Using the data below, gather each line that includes the word "process".

— Start of Data section —

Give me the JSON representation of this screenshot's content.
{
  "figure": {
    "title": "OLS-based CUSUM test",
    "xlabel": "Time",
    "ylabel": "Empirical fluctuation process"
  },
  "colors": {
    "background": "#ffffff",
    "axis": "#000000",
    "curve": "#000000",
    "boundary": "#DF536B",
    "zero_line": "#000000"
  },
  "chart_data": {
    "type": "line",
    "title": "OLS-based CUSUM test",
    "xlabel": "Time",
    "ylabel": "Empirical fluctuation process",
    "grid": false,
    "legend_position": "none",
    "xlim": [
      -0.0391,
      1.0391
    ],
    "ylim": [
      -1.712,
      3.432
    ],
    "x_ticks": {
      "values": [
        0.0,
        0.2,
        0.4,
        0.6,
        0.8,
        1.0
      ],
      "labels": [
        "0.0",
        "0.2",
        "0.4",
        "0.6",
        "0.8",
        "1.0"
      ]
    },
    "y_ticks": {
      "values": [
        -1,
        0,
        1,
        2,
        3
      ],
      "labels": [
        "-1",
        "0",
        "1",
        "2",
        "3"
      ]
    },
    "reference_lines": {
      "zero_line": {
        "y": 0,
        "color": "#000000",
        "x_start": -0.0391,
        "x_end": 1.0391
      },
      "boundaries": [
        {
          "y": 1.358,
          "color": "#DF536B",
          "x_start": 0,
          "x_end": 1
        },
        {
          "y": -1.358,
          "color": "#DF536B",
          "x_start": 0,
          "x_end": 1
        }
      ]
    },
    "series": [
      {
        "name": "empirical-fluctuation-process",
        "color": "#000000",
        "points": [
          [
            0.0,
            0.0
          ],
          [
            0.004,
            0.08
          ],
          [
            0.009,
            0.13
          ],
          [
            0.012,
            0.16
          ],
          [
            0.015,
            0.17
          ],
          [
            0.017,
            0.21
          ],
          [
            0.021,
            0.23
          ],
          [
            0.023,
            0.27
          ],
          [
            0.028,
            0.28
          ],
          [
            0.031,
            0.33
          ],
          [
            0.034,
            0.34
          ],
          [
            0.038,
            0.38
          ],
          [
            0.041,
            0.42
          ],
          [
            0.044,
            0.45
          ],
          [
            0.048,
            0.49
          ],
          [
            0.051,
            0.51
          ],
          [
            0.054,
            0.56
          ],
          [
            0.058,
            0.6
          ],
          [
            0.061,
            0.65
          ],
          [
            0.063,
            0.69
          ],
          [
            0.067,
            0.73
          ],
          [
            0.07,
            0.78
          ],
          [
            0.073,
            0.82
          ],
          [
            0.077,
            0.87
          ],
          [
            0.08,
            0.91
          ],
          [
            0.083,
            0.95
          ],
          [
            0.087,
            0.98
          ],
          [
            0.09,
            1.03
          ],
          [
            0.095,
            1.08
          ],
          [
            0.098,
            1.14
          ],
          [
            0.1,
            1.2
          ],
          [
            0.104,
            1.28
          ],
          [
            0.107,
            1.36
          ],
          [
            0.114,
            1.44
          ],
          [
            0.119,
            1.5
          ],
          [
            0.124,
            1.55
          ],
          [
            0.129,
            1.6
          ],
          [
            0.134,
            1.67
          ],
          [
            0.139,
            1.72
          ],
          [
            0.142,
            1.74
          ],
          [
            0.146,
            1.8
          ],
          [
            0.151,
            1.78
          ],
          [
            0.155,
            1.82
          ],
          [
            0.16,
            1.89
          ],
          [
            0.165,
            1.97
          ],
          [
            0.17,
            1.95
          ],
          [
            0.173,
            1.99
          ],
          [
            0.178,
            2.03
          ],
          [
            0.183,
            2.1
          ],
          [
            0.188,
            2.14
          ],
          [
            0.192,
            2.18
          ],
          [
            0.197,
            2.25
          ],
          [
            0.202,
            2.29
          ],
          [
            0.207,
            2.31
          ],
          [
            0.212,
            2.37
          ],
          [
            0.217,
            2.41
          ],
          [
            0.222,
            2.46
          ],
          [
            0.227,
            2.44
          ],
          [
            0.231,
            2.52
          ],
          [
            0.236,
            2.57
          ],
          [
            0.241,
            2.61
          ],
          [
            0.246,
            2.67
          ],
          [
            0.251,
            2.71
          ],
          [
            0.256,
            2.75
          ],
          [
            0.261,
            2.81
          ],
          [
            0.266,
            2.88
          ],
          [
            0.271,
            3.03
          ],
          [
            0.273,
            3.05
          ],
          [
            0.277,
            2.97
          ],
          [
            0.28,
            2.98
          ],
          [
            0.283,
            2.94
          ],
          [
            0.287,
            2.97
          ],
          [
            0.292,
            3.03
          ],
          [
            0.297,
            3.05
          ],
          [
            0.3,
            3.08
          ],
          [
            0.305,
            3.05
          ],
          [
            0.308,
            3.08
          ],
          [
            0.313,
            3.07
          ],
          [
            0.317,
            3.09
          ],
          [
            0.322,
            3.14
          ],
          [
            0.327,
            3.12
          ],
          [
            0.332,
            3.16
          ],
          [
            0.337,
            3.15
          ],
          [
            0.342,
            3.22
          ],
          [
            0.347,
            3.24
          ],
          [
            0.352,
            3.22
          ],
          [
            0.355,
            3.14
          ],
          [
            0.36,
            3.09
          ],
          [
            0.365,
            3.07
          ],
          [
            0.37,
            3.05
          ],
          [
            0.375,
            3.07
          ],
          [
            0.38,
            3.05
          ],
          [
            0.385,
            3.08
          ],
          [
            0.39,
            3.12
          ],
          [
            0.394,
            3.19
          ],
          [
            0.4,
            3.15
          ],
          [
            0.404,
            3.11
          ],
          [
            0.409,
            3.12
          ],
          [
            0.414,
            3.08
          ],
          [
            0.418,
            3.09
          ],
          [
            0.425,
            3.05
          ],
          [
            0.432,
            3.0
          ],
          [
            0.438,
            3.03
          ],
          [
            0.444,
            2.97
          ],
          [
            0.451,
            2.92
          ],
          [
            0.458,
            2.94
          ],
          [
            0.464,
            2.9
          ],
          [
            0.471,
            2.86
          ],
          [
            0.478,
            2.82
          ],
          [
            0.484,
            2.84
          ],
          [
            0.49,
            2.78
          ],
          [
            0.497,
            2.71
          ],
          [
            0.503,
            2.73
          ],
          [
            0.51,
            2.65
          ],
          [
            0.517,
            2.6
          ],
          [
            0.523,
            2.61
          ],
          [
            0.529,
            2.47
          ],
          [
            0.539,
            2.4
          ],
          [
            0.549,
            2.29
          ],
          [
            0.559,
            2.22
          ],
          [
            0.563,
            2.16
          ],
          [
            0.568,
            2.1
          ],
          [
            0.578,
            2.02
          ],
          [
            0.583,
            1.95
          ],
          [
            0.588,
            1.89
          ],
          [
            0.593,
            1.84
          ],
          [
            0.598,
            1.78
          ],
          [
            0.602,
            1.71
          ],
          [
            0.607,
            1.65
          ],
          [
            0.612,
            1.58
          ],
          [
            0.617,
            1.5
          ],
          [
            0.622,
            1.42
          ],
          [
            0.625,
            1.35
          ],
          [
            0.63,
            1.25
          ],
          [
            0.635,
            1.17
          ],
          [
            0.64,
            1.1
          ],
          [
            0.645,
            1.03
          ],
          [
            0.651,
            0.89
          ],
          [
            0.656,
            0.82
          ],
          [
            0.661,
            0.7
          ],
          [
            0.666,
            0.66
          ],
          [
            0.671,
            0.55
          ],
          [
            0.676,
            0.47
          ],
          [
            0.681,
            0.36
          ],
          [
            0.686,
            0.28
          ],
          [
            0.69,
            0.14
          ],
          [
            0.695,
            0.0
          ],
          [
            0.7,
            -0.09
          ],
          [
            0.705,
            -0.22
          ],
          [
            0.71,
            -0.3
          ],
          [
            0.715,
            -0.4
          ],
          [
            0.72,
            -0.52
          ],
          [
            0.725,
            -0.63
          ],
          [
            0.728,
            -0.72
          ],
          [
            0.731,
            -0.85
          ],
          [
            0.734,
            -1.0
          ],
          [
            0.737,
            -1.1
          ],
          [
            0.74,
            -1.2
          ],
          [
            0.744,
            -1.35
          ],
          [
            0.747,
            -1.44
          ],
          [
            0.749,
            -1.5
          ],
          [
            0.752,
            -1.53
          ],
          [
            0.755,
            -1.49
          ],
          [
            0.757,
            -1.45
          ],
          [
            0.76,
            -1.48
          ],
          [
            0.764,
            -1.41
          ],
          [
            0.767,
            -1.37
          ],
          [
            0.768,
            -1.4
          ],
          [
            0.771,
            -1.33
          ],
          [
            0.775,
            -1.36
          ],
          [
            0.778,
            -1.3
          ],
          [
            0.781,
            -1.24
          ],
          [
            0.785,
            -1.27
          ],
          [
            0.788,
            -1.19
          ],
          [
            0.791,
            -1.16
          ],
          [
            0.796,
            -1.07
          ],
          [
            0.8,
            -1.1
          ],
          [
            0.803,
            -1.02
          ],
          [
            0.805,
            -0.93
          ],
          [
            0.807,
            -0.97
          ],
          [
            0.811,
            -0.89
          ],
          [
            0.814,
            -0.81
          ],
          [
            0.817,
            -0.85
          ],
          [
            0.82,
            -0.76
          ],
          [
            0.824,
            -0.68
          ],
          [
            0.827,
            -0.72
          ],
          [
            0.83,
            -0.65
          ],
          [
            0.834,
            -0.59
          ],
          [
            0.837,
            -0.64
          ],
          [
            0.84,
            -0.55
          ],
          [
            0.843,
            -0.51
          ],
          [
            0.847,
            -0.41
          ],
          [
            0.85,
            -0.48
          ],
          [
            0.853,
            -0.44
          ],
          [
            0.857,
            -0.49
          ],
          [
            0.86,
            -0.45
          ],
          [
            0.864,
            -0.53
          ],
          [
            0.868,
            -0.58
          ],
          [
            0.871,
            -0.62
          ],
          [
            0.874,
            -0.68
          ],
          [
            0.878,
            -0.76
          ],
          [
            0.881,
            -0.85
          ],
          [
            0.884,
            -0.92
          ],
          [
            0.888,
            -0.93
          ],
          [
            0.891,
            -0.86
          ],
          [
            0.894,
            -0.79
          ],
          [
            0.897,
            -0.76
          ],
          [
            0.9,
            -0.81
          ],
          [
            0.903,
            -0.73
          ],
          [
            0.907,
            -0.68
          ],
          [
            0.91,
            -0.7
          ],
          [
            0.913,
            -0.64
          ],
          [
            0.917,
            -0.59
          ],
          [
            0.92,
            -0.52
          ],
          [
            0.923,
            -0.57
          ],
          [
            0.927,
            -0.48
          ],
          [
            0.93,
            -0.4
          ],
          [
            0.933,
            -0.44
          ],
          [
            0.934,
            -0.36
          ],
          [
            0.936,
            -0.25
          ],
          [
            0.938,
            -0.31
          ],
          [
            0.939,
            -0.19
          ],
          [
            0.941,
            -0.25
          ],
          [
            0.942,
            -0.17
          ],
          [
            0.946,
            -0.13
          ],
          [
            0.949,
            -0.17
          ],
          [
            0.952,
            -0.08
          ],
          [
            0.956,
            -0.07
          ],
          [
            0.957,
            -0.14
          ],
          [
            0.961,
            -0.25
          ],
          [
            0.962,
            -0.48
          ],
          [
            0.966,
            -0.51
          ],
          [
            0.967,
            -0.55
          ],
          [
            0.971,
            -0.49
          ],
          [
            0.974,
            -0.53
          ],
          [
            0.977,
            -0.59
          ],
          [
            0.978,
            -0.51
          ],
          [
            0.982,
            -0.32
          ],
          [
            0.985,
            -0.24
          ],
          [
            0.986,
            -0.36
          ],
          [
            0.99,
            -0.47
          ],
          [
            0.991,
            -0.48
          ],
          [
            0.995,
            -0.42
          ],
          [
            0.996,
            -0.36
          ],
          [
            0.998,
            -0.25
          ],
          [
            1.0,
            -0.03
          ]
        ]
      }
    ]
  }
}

— End of Data section —

The result:
    "ylabel": "Empirical fluctuation process"
    "ylabel": "Empirical fluctuation process",
        "name": "empirical-fluctuation-process",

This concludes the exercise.